**What the exercise asks:**
Read the listing and extract each line that includes the word "Control".

Stored records
◇ ◇ ◇ ◇ ◇

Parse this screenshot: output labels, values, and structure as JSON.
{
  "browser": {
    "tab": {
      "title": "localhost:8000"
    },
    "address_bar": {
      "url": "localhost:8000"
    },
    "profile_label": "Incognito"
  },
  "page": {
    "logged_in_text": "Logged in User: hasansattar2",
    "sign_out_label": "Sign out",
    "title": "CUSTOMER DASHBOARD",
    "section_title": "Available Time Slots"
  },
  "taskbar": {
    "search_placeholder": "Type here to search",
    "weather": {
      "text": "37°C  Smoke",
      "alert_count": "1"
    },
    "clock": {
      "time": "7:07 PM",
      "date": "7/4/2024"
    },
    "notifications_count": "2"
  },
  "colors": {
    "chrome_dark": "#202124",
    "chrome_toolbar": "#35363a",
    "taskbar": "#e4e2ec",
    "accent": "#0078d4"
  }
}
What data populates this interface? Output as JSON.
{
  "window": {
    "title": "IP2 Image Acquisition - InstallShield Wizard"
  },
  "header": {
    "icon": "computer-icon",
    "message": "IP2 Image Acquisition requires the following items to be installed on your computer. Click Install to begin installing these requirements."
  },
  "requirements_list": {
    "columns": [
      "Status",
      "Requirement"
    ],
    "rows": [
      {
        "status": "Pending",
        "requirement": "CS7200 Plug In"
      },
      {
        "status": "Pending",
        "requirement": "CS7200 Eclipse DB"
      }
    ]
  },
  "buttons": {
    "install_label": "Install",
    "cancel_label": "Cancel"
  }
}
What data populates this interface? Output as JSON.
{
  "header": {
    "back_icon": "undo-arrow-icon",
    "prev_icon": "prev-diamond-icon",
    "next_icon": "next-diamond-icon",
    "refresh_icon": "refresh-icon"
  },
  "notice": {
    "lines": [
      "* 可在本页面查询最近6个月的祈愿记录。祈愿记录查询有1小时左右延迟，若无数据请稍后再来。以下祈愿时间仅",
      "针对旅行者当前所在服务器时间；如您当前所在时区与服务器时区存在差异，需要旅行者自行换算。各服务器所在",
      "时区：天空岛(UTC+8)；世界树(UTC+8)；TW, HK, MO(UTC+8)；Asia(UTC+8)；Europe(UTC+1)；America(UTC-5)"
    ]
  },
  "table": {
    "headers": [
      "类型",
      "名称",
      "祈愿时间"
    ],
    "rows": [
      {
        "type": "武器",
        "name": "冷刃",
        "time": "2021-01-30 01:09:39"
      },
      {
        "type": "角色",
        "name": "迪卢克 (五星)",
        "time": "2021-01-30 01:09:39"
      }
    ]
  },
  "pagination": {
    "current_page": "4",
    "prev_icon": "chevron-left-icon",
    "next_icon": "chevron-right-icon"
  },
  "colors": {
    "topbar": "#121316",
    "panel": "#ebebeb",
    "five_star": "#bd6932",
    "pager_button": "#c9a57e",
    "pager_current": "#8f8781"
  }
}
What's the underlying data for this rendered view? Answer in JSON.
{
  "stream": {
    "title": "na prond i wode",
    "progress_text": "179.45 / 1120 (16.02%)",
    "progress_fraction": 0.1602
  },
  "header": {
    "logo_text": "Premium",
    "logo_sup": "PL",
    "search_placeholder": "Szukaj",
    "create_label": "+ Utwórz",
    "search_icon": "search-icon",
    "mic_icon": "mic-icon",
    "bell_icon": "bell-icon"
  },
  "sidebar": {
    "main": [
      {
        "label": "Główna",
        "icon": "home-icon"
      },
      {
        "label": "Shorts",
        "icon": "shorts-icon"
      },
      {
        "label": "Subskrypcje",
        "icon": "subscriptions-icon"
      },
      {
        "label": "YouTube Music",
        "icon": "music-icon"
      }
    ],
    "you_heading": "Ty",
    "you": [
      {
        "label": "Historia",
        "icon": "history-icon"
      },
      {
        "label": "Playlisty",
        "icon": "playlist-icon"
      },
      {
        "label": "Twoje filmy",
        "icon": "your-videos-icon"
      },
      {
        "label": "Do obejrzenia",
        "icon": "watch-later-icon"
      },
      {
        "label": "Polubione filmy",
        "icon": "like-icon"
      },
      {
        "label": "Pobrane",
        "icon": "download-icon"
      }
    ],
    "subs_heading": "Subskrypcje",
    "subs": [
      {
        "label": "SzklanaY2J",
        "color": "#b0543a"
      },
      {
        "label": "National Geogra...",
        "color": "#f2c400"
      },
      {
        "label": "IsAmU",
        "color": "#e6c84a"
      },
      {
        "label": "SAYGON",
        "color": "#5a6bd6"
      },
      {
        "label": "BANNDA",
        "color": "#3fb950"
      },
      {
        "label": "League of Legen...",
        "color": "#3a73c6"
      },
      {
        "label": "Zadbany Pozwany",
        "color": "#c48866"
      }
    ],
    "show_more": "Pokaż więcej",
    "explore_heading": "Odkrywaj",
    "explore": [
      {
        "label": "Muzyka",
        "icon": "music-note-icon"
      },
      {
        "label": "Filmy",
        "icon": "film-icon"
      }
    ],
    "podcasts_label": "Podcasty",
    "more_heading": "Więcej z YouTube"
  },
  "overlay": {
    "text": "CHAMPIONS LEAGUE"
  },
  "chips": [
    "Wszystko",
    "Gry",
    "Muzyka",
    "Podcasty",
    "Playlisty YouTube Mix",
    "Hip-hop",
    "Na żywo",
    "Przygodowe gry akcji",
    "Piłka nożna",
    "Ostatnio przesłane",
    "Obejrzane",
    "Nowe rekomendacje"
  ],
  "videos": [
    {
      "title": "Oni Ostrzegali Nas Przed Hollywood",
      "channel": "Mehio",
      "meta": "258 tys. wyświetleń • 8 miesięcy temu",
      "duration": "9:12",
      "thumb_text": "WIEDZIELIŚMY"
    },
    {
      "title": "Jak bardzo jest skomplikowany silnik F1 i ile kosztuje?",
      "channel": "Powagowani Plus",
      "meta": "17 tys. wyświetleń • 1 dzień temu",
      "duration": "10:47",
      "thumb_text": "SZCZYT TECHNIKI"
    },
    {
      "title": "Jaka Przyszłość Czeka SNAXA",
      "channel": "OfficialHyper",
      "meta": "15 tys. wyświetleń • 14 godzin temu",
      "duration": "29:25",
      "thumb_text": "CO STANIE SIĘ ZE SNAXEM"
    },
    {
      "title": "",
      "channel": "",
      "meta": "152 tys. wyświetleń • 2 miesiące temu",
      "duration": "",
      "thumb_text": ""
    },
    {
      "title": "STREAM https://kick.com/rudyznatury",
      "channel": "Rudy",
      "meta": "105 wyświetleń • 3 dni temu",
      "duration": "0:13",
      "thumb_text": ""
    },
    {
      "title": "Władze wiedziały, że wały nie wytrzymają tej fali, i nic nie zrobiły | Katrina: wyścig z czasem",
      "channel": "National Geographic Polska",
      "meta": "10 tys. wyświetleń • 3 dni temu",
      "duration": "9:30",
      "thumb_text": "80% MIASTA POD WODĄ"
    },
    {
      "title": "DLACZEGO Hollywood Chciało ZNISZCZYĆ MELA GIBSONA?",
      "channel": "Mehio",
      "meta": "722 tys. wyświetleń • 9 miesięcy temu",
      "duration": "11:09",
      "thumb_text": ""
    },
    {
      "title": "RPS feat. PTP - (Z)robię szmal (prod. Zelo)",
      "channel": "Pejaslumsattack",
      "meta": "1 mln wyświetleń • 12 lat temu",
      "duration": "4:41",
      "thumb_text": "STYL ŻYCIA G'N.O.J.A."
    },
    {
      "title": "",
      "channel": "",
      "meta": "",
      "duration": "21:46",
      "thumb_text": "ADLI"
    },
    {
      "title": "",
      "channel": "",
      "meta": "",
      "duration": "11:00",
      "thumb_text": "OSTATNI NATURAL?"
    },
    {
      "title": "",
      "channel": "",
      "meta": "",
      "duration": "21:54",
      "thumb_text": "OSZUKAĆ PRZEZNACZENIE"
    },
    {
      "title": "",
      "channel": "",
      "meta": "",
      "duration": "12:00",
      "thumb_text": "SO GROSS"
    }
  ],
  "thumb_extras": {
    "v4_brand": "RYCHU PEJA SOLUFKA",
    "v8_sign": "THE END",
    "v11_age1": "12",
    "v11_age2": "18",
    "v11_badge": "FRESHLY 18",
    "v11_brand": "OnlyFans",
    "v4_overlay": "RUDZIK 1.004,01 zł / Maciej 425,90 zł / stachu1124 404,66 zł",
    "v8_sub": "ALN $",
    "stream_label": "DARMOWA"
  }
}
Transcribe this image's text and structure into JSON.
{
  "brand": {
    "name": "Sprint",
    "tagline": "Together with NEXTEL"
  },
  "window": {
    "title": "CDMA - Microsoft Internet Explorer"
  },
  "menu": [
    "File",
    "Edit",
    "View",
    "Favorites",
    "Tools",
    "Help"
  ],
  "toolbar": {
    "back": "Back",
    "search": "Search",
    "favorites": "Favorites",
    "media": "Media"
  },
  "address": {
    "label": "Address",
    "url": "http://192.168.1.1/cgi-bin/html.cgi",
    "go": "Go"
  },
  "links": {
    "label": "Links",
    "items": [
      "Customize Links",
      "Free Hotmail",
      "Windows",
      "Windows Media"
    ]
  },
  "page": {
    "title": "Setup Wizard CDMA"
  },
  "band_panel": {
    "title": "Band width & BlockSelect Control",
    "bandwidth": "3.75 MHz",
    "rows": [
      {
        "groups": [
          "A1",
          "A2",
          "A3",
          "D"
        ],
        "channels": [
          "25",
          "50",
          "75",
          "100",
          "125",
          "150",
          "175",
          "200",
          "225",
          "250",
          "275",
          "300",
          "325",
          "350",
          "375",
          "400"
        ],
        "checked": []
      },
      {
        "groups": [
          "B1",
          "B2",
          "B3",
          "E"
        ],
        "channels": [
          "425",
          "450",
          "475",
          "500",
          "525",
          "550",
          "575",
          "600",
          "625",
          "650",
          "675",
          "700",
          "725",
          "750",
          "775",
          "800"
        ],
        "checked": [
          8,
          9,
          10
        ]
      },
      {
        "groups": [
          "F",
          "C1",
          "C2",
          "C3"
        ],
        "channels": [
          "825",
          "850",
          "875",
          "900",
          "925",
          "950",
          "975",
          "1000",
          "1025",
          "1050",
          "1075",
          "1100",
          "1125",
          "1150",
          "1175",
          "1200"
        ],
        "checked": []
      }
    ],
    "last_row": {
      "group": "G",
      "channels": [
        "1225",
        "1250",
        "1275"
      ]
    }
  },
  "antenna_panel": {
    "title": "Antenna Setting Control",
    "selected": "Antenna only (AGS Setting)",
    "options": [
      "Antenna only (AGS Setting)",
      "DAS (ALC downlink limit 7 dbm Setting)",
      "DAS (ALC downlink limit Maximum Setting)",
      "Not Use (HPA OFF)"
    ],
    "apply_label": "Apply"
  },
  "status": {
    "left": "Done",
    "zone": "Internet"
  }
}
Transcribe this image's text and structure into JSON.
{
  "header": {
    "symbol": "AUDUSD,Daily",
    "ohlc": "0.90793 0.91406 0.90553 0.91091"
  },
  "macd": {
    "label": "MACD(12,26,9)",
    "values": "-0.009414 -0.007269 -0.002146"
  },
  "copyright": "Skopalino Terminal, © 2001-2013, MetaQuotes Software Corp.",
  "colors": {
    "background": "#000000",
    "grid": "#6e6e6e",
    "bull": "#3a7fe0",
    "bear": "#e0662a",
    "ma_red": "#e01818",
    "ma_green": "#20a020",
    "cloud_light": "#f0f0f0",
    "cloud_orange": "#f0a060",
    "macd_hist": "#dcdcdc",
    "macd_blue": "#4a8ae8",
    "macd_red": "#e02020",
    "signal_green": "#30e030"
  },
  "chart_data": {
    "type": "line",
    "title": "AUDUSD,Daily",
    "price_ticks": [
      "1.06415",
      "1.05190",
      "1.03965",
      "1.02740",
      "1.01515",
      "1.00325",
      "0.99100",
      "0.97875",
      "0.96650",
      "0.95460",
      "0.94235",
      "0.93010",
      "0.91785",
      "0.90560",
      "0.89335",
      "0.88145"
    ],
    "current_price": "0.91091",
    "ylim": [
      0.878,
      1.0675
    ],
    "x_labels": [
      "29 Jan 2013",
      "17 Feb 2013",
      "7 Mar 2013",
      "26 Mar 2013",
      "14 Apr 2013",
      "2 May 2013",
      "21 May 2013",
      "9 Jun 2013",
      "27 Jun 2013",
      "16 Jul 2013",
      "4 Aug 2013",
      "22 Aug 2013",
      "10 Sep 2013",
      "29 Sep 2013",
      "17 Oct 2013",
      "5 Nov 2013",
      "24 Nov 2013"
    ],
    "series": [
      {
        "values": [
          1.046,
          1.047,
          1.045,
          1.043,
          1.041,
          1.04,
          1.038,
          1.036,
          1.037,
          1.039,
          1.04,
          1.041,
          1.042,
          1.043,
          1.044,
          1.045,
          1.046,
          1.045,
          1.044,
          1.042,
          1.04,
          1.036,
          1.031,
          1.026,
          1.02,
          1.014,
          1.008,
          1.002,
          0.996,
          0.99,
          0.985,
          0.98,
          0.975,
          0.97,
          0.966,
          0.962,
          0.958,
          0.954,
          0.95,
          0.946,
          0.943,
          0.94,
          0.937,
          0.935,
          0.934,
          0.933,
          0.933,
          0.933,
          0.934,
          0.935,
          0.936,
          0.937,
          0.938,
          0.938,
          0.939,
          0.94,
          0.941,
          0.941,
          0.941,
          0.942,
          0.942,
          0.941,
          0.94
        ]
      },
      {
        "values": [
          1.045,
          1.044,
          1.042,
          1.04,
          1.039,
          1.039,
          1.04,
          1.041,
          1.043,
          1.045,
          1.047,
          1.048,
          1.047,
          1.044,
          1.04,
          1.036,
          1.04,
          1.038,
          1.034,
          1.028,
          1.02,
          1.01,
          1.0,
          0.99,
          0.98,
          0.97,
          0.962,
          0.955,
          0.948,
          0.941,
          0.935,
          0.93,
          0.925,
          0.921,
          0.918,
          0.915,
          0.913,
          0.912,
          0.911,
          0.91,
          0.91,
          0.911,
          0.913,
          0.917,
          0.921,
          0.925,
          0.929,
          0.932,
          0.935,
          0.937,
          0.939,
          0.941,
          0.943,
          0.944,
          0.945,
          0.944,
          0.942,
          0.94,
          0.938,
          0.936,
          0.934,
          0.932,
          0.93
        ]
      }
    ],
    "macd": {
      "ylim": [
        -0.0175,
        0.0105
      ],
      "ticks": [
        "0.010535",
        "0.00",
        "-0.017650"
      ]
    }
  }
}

◇ ◇ ◇ ◇ ◇

**Finished answer:**
    "title": "Band width & BlockSelect Control",
    "title": "Antenna Setting Control",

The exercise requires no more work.